» CHALLENGE:
Can you copy every line of the material below word for word, changing nothing?

» EXCERPTED DATA:
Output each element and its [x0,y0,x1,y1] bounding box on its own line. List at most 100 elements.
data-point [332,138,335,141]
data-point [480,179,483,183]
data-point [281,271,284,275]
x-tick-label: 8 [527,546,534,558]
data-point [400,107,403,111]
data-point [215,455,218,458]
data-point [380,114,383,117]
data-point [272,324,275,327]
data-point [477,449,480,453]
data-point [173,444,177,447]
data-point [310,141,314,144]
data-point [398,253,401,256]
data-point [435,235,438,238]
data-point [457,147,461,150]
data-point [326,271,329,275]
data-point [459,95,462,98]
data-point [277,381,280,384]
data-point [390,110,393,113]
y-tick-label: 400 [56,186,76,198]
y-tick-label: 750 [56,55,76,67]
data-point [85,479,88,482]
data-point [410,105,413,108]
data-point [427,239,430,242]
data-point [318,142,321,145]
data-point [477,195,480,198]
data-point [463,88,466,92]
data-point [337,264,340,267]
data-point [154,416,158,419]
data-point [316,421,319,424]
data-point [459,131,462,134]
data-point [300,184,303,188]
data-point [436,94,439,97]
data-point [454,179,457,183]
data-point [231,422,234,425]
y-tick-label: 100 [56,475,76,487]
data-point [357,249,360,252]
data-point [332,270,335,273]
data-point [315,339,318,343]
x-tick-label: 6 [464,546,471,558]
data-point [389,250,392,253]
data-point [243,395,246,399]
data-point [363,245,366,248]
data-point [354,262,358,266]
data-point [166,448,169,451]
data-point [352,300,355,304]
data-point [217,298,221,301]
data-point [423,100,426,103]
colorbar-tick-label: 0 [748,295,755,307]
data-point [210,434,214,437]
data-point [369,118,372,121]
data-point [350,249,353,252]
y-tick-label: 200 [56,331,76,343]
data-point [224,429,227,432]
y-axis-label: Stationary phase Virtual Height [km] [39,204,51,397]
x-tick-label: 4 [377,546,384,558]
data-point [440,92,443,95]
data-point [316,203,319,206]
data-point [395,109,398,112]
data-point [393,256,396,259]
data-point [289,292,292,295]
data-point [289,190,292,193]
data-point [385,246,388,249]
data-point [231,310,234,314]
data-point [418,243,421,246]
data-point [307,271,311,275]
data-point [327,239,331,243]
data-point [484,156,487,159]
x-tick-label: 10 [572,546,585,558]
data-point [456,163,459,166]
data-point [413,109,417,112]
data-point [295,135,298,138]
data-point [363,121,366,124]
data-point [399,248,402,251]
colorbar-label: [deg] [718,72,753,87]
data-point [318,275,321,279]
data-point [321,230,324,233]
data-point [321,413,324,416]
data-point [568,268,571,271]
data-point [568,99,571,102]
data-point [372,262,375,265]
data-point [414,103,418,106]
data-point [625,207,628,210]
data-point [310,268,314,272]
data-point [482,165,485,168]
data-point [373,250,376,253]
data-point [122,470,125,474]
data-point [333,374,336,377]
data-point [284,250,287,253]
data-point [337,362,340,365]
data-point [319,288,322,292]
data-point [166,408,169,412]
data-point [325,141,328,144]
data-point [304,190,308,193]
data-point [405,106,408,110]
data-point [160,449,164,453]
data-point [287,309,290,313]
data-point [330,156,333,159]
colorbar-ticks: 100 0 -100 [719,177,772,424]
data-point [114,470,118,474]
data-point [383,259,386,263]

» SOLUTION TO THIS PROBLEM:
Output each element and its [x0,y0,x1,y1] bounding box on its own line. List at most 100 elements.
data-point [332,138,335,141]
data-point [480,179,483,183]
data-point [281,271,284,275]
x-tick-label: 8 [527,546,534,558]
data-point [400,107,403,111]
data-point [215,455,218,458]
data-point [380,114,383,117]
data-point [272,324,275,327]
data-point [477,449,480,453]
data-point [173,444,177,447]
data-point [310,141,314,144]
data-point [398,253,401,256]
data-point [435,235,438,238]
data-point [457,147,461,150]
data-point [326,271,329,275]
data-point [459,95,462,98]
data-point [277,381,280,384]
data-point [390,110,393,113]
y-tick-label: 400 [56,186,76,198]
y-tick-label: 750 [56,55,76,67]
data-point [85,479,88,482]
data-point [410,105,413,108]
data-point [427,239,430,242]
data-point [318,142,321,145]
data-point [477,195,480,198]
data-point [463,88,466,92]
data-point [337,264,340,267]
data-point [154,416,158,419]
data-point [316,421,319,424]
data-point [459,131,462,134]
data-point [300,184,303,188]
data-point [436,94,439,97]
data-point [454,179,457,183]
data-point [231,422,234,425]
y-tick-label: 100 [56,475,76,487]
data-point [357,249,360,252]
data-point [332,270,335,273]
data-point [315,339,318,343]
x-tick-label: 6 [464,546,471,558]
data-point [389,250,392,253]
data-point [243,395,246,399]
data-point [363,245,366,248]
data-point [354,262,358,266]
data-point [166,448,169,451]
data-point [352,300,355,304]
data-point [217,298,221,301]
data-point [423,100,426,103]
colorbar-tick-label: 0 [748,295,755,307]
data-point [210,434,214,437]
data-point [369,118,372,121]
data-point [350,249,353,252]
y-tick-label: 200 [56,331,76,343]
data-point [224,429,227,432]
y-axis-label: Stationary phase Virtual Height [km] [39,204,51,397]
x-tick-label: 4 [377,546,384,558]
data-point [440,92,443,95]
data-point [316,203,319,206]
data-point [395,109,398,112]
data-point [393,256,396,259]
data-point [289,292,292,295]
data-point [289,190,292,193]
data-point [385,246,388,249]
data-point [231,310,234,314]
data-point [418,243,421,246]
data-point [307,271,311,275]
data-point [327,239,331,243]
data-point [484,156,487,159]
x-tick-label: 10 [572,546,585,558]
data-point [456,163,459,166]
data-point [413,109,417,112]
data-point [295,135,298,138]
data-point [363,121,366,124]
data-point [399,248,402,251]
colorbar-label: [deg] [718,72,753,87]
data-point [318,275,321,279]
data-point [321,230,324,233]
data-point [321,413,324,416]
data-point [568,268,571,271]
data-point [568,99,571,102]
data-point [372,262,375,265]
data-point [414,103,418,106]
data-point [625,207,628,210]
data-point [310,268,314,272]
data-point [482,165,485,168]
data-point [373,250,376,253]
data-point [122,470,125,474]
data-point [333,374,336,377]
data-point [284,250,287,253]
data-point [337,362,340,365]
data-point [319,288,322,292]
data-point [166,408,169,412]
data-point [325,141,328,144]
data-point [304,190,308,193]
data-point [405,106,408,110]
data-point [160,449,164,453]
data-point [287,309,290,313]
data-point [330,156,333,159]
colorbar-ticks: 100 0 -100 [719,177,772,424]
data-point [114,470,118,474]
data-point [383,259,386,263]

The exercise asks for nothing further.